**SHORT EXERCISE**.
Wherever the word "Solicitudes" appears in a line, copy that line.

(Data entries)
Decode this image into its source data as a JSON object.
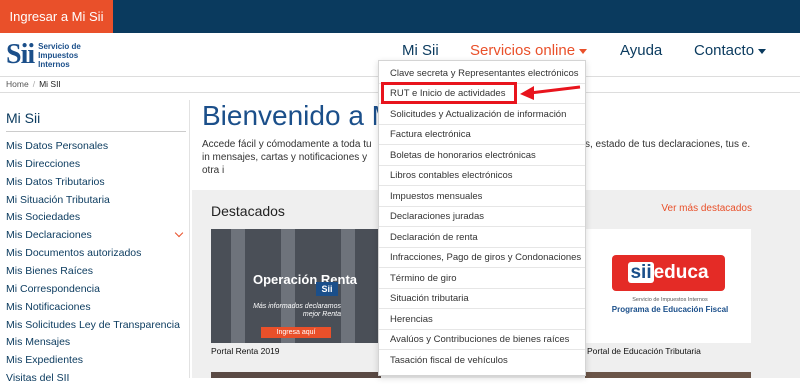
{
  "topbar": {
    "login_label": "Ingresar a Mi Sii"
  },
  "logo": {
    "mark": "Sii",
    "text": "Servicio de Impuestos Internos"
  },
  "nav": {
    "items": [
      {
        "label": "Mi Sii"
      },
      {
        "label": "Servicios online"
      },
      {
        "label": "Ayuda"
      },
      {
        "label": "Contacto"
      }
    ]
  },
  "breadcrumb": {
    "home": "Home",
    "separator": "/",
    "current": "Mi SII"
  },
  "sidebar": {
    "title": "Mi Sii",
    "items": [
      "Mis Datos Personales",
      "Mis Direcciones",
      "Mis Datos Tributarios",
      "Mi Situación Tributaria",
      "Mis Sociedades",
      "Mis Declaraciones",
      "Mis Documentos autorizados",
      "Mis Bienes Raíces",
      "Mi Correspondencia",
      "Mis Notificaciones",
      "Mis Solicitudes Ley de Transparencia",
      "Mis Mensajes",
      "Mis Expedientes",
      "Visitas del SII"
    ]
  },
  "main": {
    "title": "Bienvenido a M",
    "intro_left": "Accede fácil y cómodamente a toda tu in mensajes, cartas y notificaciones y otra i",
    "intro_right": "s, estado de tus declaraciones, tus e."
  },
  "featured": {
    "title": "Destacados",
    "see_more": "Ver más destacados",
    "cards": [
      {
        "caption": "Portal Renta 2019",
        "banner_title": "Operación Renta",
        "banner_badge": "Sii",
        "banner_sub": "Más informados declaramos mejor Renta",
        "banner_cta": "Ingresa aquí"
      },
      {
        "caption": "Portal de Educación Tributaria",
        "logo_sii": "sii",
        "logo_word": "educa",
        "logo_sub": "Servicio de Impuestos Internos",
        "logo_program": "Programa de Educación Fiscal"
      }
    ]
  },
  "services_menu": {
    "items": [
      "Clave secreta y Representantes electrónicos",
      "RUT e Inicio de actividades",
      "Solicitudes y Actualización de información",
      "Factura electrónica",
      "Boletas de honorarios electrónicas",
      "Libros contables electrónicos",
      "Impuestos mensuales",
      "Declaraciones juradas",
      "Declaración de renta",
      "Infracciones, Pago de giros y Condonaciones",
      "Término de giro",
      "Situación tributaria",
      "Herencias",
      "Avalúos y Contribuciones de bienes raíces",
      "Tasación fiscal de vehículos"
    ]
  },
  "colors": {
    "navy": "#0a3a5e",
    "orange": "#e9502a",
    "highlight": "#e8141d",
    "brand_blue": "#1b4f8a"
  }
}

**TASK RESULT**.
      "Mis Solicitudes Ley de Transparencia",
      "Solicitudes y Actualización de información",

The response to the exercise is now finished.